PROBLEM: Without the pictures, return all of the material exactly as written.

--- begin DATA FOR THIS EXERCISE ---

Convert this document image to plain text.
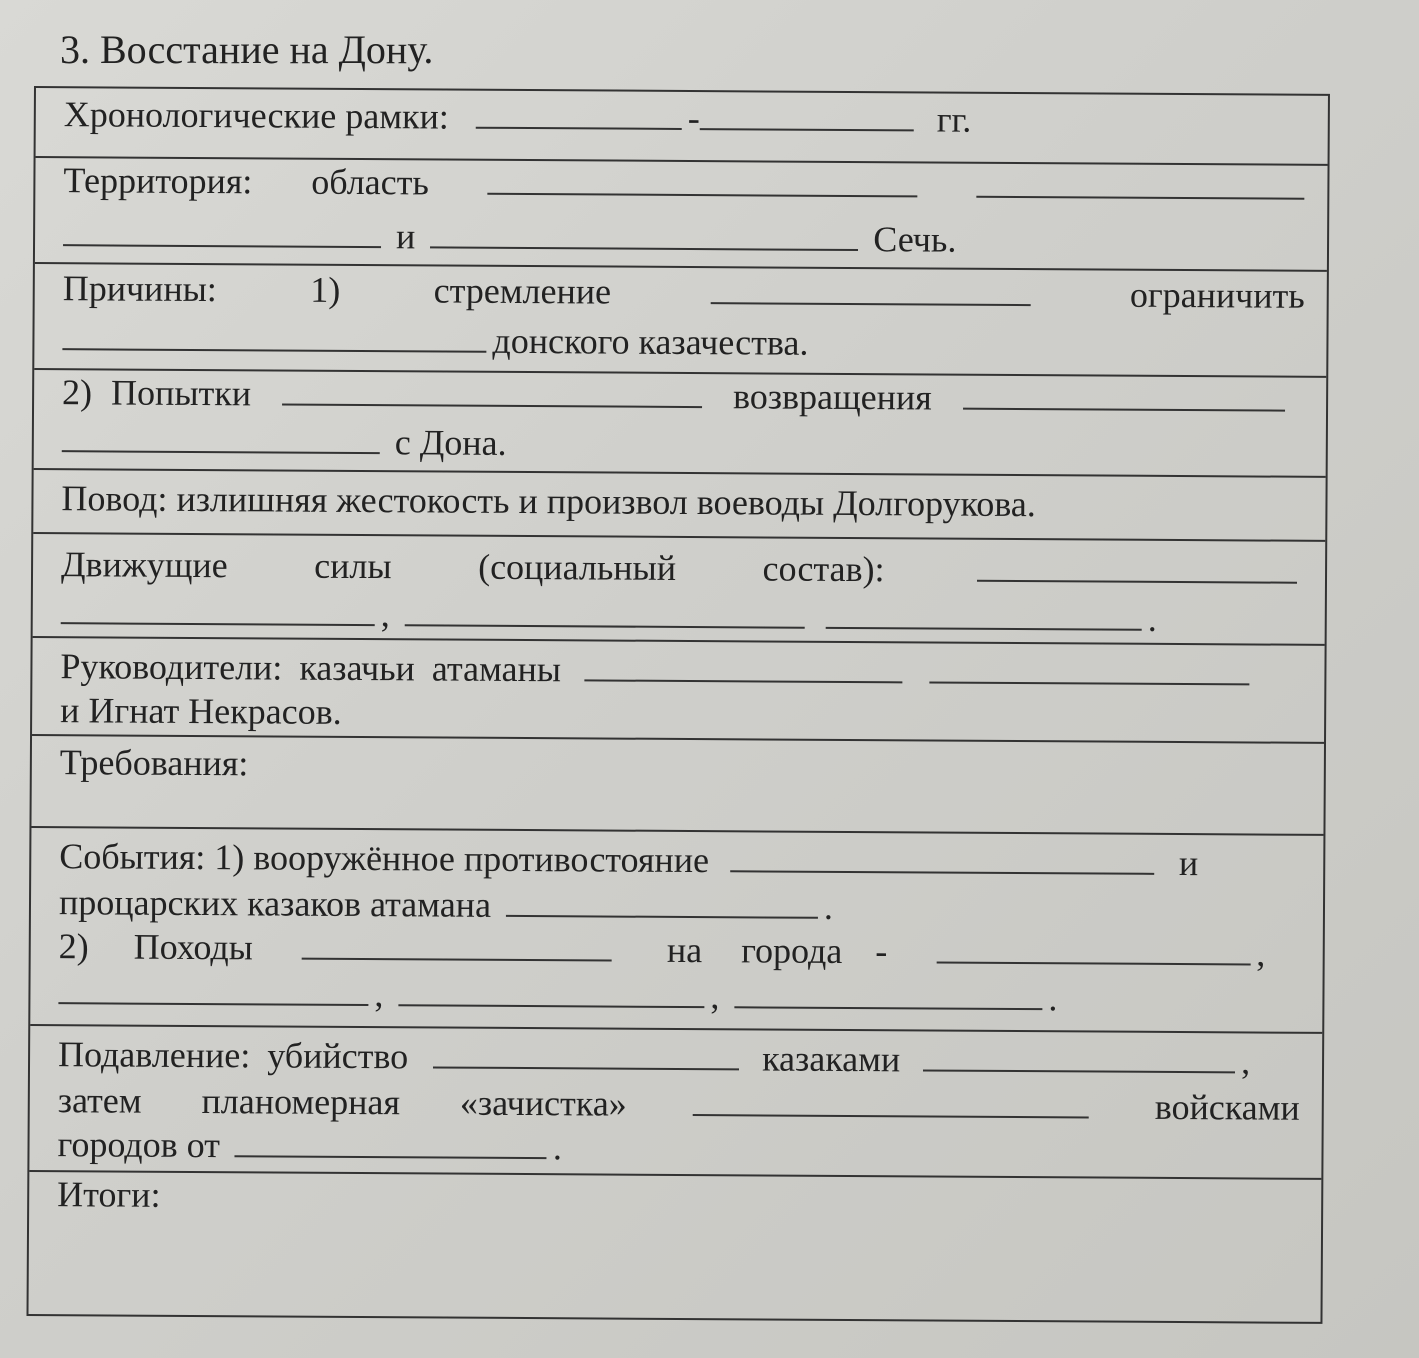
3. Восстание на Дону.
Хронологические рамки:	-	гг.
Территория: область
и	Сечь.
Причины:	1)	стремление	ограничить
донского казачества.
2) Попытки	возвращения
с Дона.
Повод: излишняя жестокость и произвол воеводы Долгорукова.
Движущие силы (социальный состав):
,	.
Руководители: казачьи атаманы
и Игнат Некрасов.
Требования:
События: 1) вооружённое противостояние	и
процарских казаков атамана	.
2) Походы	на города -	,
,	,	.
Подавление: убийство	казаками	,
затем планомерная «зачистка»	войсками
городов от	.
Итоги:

--- end DATA FOR THIS EXERCISE ---

SOLUTION FOR THIS EXERCISE:
Convert this document image to plain text.
3. Восстание на Дону.
Хронологические рамки:	-	гг.
Территория: область
и	Сечь.
Причины:	1)	стремление	ограничить
донского казачества.
2) Попытки	возвращения
с Дона.
Повод: излишняя жестокость и произвол воеводы Долгорукова.
Движущие силы (социальный состав):
,	.
Руководители: казачьи атаманы
и Игнат Некрасов.
Требования:
События: 1) вооружённое противостояние	и
процарских казаков атамана	.
2) Походы	на города -	,
,	,	.
Подавление: убийство	казаками	,
затем планомерная «зачистка»	войсками
городов от	.
Итоги:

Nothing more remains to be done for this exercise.